::: DATASET EXCERPTS

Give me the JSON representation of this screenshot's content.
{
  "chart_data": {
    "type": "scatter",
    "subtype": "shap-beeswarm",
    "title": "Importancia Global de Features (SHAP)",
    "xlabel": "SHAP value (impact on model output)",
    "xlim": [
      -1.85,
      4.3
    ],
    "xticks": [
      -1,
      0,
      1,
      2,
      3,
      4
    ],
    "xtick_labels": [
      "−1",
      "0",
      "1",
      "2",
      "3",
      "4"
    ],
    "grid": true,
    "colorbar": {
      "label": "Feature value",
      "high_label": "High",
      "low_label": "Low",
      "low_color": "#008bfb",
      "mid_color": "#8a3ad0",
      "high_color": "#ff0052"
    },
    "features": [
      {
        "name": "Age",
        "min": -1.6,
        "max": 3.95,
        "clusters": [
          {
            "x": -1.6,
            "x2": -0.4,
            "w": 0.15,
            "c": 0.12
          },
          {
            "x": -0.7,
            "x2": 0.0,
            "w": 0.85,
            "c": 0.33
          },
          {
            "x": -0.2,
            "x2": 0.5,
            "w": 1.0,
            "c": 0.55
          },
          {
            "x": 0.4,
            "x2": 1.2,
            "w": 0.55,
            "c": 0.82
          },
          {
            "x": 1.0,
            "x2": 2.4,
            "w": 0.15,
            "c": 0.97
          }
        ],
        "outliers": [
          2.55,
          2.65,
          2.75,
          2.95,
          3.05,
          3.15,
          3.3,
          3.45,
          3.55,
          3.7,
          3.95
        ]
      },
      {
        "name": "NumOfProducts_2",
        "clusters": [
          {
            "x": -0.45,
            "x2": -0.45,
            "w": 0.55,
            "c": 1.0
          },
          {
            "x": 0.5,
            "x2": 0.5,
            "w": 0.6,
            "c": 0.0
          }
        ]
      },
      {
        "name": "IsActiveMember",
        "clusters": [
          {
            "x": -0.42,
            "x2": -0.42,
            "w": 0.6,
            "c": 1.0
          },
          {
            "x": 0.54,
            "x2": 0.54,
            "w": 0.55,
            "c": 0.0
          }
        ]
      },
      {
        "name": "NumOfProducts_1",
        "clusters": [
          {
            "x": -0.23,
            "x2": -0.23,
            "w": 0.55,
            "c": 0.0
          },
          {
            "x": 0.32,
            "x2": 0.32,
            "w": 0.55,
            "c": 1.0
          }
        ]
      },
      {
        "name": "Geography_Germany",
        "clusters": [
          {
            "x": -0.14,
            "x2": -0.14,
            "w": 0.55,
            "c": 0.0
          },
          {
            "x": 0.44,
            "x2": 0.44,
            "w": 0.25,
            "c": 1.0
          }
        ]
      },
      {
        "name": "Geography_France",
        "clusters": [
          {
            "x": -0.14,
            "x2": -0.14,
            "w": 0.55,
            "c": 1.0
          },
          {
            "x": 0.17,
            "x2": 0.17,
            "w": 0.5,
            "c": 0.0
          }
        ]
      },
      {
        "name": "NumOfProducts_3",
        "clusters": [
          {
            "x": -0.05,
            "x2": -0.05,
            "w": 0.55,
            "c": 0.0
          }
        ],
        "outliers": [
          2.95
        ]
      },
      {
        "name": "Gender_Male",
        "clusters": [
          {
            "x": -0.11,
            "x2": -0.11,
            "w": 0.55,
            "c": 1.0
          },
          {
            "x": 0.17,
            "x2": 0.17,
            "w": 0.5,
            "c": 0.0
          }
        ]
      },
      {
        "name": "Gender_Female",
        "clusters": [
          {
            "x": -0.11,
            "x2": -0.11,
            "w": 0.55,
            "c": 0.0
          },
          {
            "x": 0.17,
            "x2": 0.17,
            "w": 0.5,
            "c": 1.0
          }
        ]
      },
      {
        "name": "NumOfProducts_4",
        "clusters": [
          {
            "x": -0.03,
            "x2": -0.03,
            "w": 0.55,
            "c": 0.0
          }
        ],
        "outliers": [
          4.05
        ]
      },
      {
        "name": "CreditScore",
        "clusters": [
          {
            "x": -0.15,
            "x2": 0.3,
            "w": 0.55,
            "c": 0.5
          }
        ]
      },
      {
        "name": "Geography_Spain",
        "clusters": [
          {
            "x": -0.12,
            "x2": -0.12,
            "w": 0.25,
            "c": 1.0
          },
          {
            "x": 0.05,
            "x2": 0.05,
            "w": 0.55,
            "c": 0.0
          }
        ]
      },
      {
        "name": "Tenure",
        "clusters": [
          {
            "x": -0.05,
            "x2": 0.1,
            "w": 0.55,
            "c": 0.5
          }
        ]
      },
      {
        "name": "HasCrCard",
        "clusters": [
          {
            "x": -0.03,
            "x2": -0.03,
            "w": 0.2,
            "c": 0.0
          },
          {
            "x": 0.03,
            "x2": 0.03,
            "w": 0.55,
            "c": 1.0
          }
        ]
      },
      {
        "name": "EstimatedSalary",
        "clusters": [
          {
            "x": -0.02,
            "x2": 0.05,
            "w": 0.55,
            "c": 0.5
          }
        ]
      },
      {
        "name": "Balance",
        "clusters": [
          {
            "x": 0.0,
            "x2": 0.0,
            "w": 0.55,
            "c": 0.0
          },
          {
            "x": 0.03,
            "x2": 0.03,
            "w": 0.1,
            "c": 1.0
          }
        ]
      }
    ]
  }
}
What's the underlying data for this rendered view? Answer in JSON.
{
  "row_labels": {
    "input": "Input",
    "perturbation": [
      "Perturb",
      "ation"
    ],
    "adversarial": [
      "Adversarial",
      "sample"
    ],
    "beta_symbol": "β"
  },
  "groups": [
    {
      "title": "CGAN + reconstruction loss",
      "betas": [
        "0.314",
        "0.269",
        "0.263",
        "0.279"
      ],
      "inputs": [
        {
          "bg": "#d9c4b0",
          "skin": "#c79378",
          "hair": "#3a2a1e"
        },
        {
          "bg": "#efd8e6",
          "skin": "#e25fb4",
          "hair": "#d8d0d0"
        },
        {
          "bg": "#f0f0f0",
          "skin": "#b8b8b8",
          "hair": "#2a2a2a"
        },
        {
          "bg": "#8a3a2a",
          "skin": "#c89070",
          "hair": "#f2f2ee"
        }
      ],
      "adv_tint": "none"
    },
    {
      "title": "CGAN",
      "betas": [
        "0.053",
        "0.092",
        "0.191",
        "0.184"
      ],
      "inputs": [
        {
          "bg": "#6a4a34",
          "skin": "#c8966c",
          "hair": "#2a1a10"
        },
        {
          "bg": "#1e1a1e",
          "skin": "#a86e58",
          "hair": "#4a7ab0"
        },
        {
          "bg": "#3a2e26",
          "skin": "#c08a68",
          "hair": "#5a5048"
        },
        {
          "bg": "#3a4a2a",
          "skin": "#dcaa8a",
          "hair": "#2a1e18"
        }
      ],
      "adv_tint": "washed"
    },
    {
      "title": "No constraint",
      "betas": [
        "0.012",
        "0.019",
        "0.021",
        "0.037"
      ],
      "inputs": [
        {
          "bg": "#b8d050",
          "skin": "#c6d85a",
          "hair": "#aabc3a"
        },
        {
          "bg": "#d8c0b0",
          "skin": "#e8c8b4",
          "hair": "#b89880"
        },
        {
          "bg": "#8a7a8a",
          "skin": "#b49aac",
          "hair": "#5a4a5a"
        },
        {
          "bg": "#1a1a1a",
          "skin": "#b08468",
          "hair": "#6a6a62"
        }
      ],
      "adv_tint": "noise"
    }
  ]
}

::::::

WORK TO COMPLETE: Indicate how many lines of the material include the word "value"; the number alone is required.

EXERCISE RESULT: 2